Transcribe all the records with complete accuracy.

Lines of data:
-- -- --

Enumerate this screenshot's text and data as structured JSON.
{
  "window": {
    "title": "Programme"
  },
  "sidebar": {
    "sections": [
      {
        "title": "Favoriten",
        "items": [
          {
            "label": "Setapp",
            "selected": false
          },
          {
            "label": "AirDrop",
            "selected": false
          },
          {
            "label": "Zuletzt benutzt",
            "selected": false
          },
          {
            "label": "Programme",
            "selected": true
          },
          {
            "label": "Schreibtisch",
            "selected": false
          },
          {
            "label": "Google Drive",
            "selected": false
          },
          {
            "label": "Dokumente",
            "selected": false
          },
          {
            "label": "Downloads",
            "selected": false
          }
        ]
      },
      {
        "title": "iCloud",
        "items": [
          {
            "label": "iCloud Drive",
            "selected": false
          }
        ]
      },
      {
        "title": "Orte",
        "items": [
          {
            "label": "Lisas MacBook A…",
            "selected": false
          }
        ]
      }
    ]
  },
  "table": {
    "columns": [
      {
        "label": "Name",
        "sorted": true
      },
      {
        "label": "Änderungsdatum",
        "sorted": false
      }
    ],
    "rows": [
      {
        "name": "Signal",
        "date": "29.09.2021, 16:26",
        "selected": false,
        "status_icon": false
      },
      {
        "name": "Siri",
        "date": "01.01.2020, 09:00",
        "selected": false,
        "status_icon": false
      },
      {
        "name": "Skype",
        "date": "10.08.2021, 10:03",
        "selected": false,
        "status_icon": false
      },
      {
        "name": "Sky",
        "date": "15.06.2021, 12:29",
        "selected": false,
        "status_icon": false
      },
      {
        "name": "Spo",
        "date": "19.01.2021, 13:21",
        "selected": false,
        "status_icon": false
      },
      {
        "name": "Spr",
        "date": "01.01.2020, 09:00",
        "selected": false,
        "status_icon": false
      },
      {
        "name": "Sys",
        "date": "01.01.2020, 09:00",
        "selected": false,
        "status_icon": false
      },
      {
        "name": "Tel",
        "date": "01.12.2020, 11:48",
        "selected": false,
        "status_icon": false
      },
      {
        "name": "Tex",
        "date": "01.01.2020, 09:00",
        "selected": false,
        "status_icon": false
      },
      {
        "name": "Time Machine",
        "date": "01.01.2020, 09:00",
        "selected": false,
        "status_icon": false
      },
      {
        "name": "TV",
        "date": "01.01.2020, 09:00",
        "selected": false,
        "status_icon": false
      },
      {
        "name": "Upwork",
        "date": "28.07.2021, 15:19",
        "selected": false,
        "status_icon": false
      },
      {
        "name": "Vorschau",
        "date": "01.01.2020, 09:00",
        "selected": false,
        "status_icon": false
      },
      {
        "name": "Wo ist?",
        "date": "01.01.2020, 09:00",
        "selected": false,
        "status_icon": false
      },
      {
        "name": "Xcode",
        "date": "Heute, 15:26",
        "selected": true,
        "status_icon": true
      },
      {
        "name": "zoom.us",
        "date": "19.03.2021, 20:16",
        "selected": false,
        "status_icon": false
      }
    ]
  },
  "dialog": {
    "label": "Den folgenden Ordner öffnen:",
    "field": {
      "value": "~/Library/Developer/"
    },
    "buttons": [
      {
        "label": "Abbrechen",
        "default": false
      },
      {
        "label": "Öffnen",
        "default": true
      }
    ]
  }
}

-- -- --

[REPLY]
Enumerate this screenshot's text and data as structured JSON.
{
  "window": {
    "title": "Programme"
  },
  "sidebar": {
    "sections": [
      {
        "title": "Favoriten",
        "items": [
          {
            "label": "Setapp",
            "selected": false
          },
          {
            "label": "AirDrop",
            "selected": false
          },
          {
            "label": "Zuletzt benutzt",
            "selected": false
          },
          {
            "label": "Programme",
            "selected": true
          },
          {
            "label": "Schreibtisch",
            "selected": false
          },
          {
            "label": "Google Drive",
            "selected": false
          },
          {
            "label": "Dokumente",
            "selected": false
          },
          {
            "label": "Downloads",
            "selected": false
          }
        ]
      },
      {
        "title": "iCloud",
        "items": [
          {
            "label": "iCloud Drive",
            "selected": false
          }
        ]
      },
      {
        "title": "Orte",
        "items": [
          {
            "label": "Lisas MacBook A…",
            "selected": false
          }
        ]
      }
    ]
  },
  "table": {
    "columns": [
      {
        "label": "Name",
        "sorted": true
      },
      {
        "label": "Änderungsdatum",
        "sorted": false
      }
    ],
    "rows": [
      {
        "name": "Signal",
        "date": "29.09.2021, 16:26",
        "selected": false,
        "status_icon": false
      },
      {
        "name": "Siri",
        "date": "01.01.2020, 09:00",
        "selected": false,
        "status_icon": false
      },
      {
        "name": "Skype",
        "date": "10.08.2021, 10:03",
        "selected": false,
        "status_icon": false
      },
      {
        "name": "Sky",
        "date": "15.06.2021, 12:29",
        "selected": false,
        "status_icon": false
      },
      {
        "name": "Spo",
        "date": "19.01.2021, 13:21",
        "selected": false,
        "status_icon": false
      },
      {
        "name": "Spr",
        "date": "01.01.2020, 09:00",
        "selected": false,
        "status_icon": false
      },
      {
        "name": "Sys",
        "date": "01.01.2020, 09:00",
        "selected": false,
        "status_icon": false
      },
      {
        "name": "Tel",
        "date": "01.12.2020, 11:48",
        "selected": false,
        "status_icon": false
      },
      {
        "name": "Tex",
        "date": "01.01.2020, 09:00",
        "selected": false,
        "status_icon": false
      },
      {
        "name": "Time Machine",
        "date": "01.01.2020, 09:00",
        "selected": false,
        "status_icon": false
      },
      {
        "name": "TV",
        "date": "01.01.2020, 09:00",
        "selected": false,
        "status_icon": false
      },
      {
        "name": "Upwork",
        "date": "28.07.2021, 15:19",
        "selected": false,
        "status_icon": false
      },
      {
        "name": "Vorschau",
        "date": "01.01.2020, 09:00",
        "selected": false,
        "status_icon": false
      },
      {
        "name": "Wo ist?",
        "date": "01.01.2020, 09:00",
        "selected": false,
        "status_icon": false
      },
      {
        "name": "Xcode",
        "date": "Heute, 15:26",
        "selected": true,
        "status_icon": true
      },
      {
        "name": "zoom.us",
        "date": "19.03.2021, 20:16",
        "selected": false,
        "status_icon": false
      }
    ]
  },
  "dialog": {
    "label": "Den folgenden Ordner öffnen:",
    "field": {
      "value": "~/Library/Developer/"
    },
    "buttons": [
      {
        "label": "Abbrechen",
        "default": false
      },
      {
        "label": "Öffnen",
        "default": true
      }
    ]
  }
}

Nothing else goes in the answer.